# [What this task involves]
Copy the data below line for line, keeping every character unchanged.

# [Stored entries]
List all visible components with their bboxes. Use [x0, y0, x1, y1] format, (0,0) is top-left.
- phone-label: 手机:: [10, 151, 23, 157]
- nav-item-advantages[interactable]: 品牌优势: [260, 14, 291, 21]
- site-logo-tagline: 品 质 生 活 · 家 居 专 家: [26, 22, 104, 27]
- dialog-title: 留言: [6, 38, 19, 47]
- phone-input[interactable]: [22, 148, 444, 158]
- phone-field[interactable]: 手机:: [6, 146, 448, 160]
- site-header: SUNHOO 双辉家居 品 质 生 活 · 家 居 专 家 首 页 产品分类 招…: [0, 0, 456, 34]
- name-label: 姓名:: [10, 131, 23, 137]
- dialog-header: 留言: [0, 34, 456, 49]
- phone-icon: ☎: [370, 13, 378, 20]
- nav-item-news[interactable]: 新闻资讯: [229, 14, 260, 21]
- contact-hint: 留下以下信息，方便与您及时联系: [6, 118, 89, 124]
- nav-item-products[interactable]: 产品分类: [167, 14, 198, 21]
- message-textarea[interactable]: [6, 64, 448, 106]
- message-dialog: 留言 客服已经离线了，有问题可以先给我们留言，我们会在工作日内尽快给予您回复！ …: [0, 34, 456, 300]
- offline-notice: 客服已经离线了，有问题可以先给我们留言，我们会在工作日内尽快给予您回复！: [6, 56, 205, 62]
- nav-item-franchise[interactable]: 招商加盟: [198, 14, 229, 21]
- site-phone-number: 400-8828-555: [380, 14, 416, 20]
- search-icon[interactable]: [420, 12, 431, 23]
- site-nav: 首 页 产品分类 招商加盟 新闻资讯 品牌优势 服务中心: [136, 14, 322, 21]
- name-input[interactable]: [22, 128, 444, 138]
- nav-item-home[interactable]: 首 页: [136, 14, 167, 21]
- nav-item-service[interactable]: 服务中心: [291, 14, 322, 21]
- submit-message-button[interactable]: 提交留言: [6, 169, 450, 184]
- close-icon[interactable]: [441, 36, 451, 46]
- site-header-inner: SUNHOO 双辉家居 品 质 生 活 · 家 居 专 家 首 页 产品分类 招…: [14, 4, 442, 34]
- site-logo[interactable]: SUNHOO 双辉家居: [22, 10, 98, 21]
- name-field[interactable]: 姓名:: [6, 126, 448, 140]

# [Output]
List all visible components with their bboxes. Use [x0, y0, x1, y1] format, (0,0) is top-left.
- phone-label: 手机:: [10, 151, 23, 157]
- nav-item-advantages[interactable]: 品牌优势: [260, 14, 291, 21]
- site-logo-tagline: 品 质 生 活 · 家 居 专 家: [26, 22, 104, 27]
- dialog-title: 留言: [6, 38, 19, 47]
- phone-input[interactable]: [22, 148, 444, 158]
- phone-field[interactable]: 手机:: [6, 146, 448, 160]
- site-header: SUNHOO 双辉家居 品 质 生 活 · 家 居 专 家 首 页 产品分类 招…: [0, 0, 456, 34]
- name-label: 姓名:: [10, 131, 23, 137]
- dialog-header: 留言: [0, 34, 456, 49]
- phone-icon: ☎: [370, 13, 378, 20]
- nav-item-news[interactable]: 新闻资讯: [229, 14, 260, 21]
- contact-hint: 留下以下信息，方便与您及时联系: [6, 118, 89, 124]
- nav-item-products[interactable]: 产品分类: [167, 14, 198, 21]
- message-textarea[interactable]: [6, 64, 448, 106]
- message-dialog: 留言 客服已经离线了，有问题可以先给我们留言，我们会在工作日内尽快给予您回复！ …: [0, 34, 456, 300]
- offline-notice: 客服已经离线了，有问题可以先给我们留言，我们会在工作日内尽快给予您回复！: [6, 56, 205, 62]
- nav-item-franchise[interactable]: 招商加盟: [198, 14, 229, 21]
- site-phone-number: 400-8828-555: [380, 14, 416, 20]
- search-icon[interactable]: [420, 12, 431, 23]
- site-nav: 首 页 产品分类 招商加盟 新闻资讯 品牌优势 服务中心: [136, 14, 322, 21]
- name-input[interactable]: [22, 128, 444, 138]
- nav-item-home[interactable]: 首 页: [136, 14, 167, 21]
- nav-item-service[interactable]: 服务中心: [291, 14, 322, 21]
- submit-message-button[interactable]: 提交留言: [6, 169, 450, 184]
- close-icon[interactable]: [441, 36, 451, 46]
- site-header-inner: SUNHOO 双辉家居 品 质 生 活 · 家 居 专 家 首 页 产品分类 招…: [14, 4, 442, 34]
- site-logo[interactable]: SUNHOO 双辉家居: [22, 10, 98, 21]
- name-field[interactable]: 姓名:: [6, 126, 448, 140]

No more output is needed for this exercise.